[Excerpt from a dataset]
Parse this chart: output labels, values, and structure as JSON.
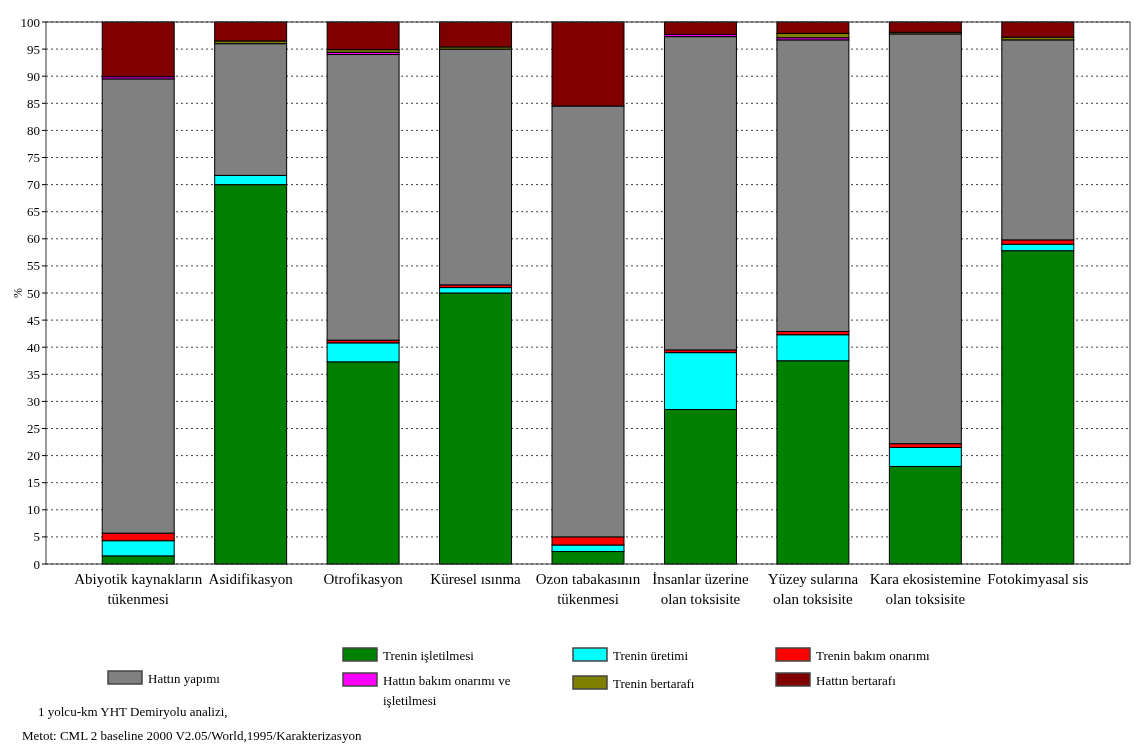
{
  "chart_data": {
    "type": "bar",
    "stacked": true,
    "ylabel": "%",
    "categories": [
      "Abiyotik kaynakların tükenmesi",
      "Asidifikasyon",
      "Otrofikasyon",
      "Küresel ısınma",
      "Ozon tabakasının tükenmesi",
      "İnsanlar üzerine olan toksisite",
      "Yüzey sularına olan toksisite",
      "Kara ekosistemine olan toksisite",
      "Fotokimyasal sis"
    ],
    "series": [
      {
        "name": "Trenin işletilmesi",
        "color": "#008000",
        "values": [
          1.5,
          70,
          37.3,
          50,
          2.3,
          28.5,
          37.5,
          18,
          57.8
        ]
      },
      {
        "name": "Trenin üretimi",
        "color": "#00ffff",
        "values": [
          2.8,
          1.7,
          3.5,
          1,
          1.2,
          10.5,
          4.8,
          3.5,
          1.2
        ]
      },
      {
        "name": "Trenin bakım onarımı",
        "color": "#ff0000",
        "values": [
          1.4,
          null,
          0.5,
          0.5,
          1.5,
          0.5,
          0.6,
          0.7,
          0.8
        ]
      },
      {
        "name": "Hattın yapımı",
        "color": "#808080",
        "values": [
          83.8,
          24.3,
          52.7,
          43.5,
          79.5,
          57.8,
          53.8,
          75.6,
          36.9
        ]
      },
      {
        "name": "Hattın bakım onarımı ve işletilmesi",
        "color": "#ff00ff",
        "values": [
          0.4,
          0,
          0.4,
          0,
          0,
          0.4,
          0.4,
          0,
          0
        ]
      },
      {
        "name": "Trenin bertarafı",
        "color": "#808000",
        "values": [
          null,
          0.5,
          0.5,
          0.4,
          null,
          0,
          0.8,
          0.3,
          0.5
        ]
      },
      {
        "name": "Hattın bertarafı",
        "color": "#800000",
        "values": [
          10.1,
          3.5,
          5.1,
          4.6,
          15.5,
          2.3,
          2.1,
          1.9,
          2.8
        ]
      }
    ],
    "ylim": [
      0,
      100
    ],
    "yticks": [
      0,
      5,
      10,
      15,
      20,
      25,
      30,
      35,
      40,
      45,
      50,
      55,
      60,
      65,
      70,
      75,
      80,
      85,
      90,
      95,
      100
    ],
    "grid": "y",
    "legend": "bottom",
    "annotations": [
      "1 yolcu-km YHT Demiryolu analizi,",
      "Metot: CML 2 baseline 2000 V2.05/World,1995/Karakterizasyon"
    ]
  }
}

- [What the task requires] Without the pictures, write out all of the material exactly.

- [The answer]
Parse this chart: output labels, values, and structure as JSON.
{
  "chart_data": {
    "type": "bar",
    "stacked": true,
    "ylabel": "%",
    "categories": [
      "Abiyotik kaynakların tükenmesi",
      "Asidifikasyon",
      "Otrofikasyon",
      "Küresel ısınma",
      "Ozon tabakasının tükenmesi",
      "İnsanlar üzerine olan toksisite",
      "Yüzey sularına olan toksisite",
      "Kara ekosistemine olan toksisite",
      "Fotokimyasal sis"
    ],
    "series": [
      {
        "name": "Trenin işletilmesi",
        "color": "#008000",
        "values": [
          1.5,
          70,
          37.3,
          50,
          2.3,
          28.5,
          37.5,
          18,
          57.8
        ]
      },
      {
        "name": "Trenin üretimi",
        "color": "#00ffff",
        "values": [
          2.8,
          1.7,
          3.5,
          1,
          1.2,
          10.5,
          4.8,
          3.5,
          1.2
        ]
      },
      {
        "name": "Trenin bakım onarımı",
        "color": "#ff0000",
        "values": [
          1.4,
          null,
          0.5,
          0.5,
          1.5,
          0.5,
          0.6,
          0.7,
          0.8
        ]
      },
      {
        "name": "Hattın yapımı",
        "color": "#808080",
        "values": [
          83.8,
          24.3,
          52.7,
          43.5,
          79.5,
          57.8,
          53.8,
          75.6,
          36.9
        ]
      },
      {
        "name": "Hattın bakım onarımı ve işletilmesi",
        "color": "#ff00ff",
        "values": [
          0.4,
          0,
          0.4,
          0,
          0,
          0.4,
          0.4,
          0,
          0
        ]
      },
      {
        "name": "Trenin bertarafı",
        "color": "#808000",
        "values": [
          null,
          0.5,
          0.5,
          0.4,
          null,
          0,
          0.8,
          0.3,
          0.5
        ]
      },
      {
        "name": "Hattın bertarafı",
        "color": "#800000",
        "values": [
          10.1,
          3.5,
          5.1,
          4.6,
          15.5,
          2.3,
          2.1,
          1.9,
          2.8
        ]
      }
    ],
    "ylim": [
      0,
      100
    ],
    "yticks": [
      0,
      5,
      10,
      15,
      20,
      25,
      30,
      35,
      40,
      45,
      50,
      55,
      60,
      65,
      70,
      75,
      80,
      85,
      90,
      95,
      100
    ],
    "grid": "y",
    "legend": "bottom",
    "annotations": [
      "1 yolcu-km YHT Demiryolu analizi,",
      "Metot: CML 2 baseline 2000 V2.05/World,1995/Karakterizasyon"
    ]
  }
}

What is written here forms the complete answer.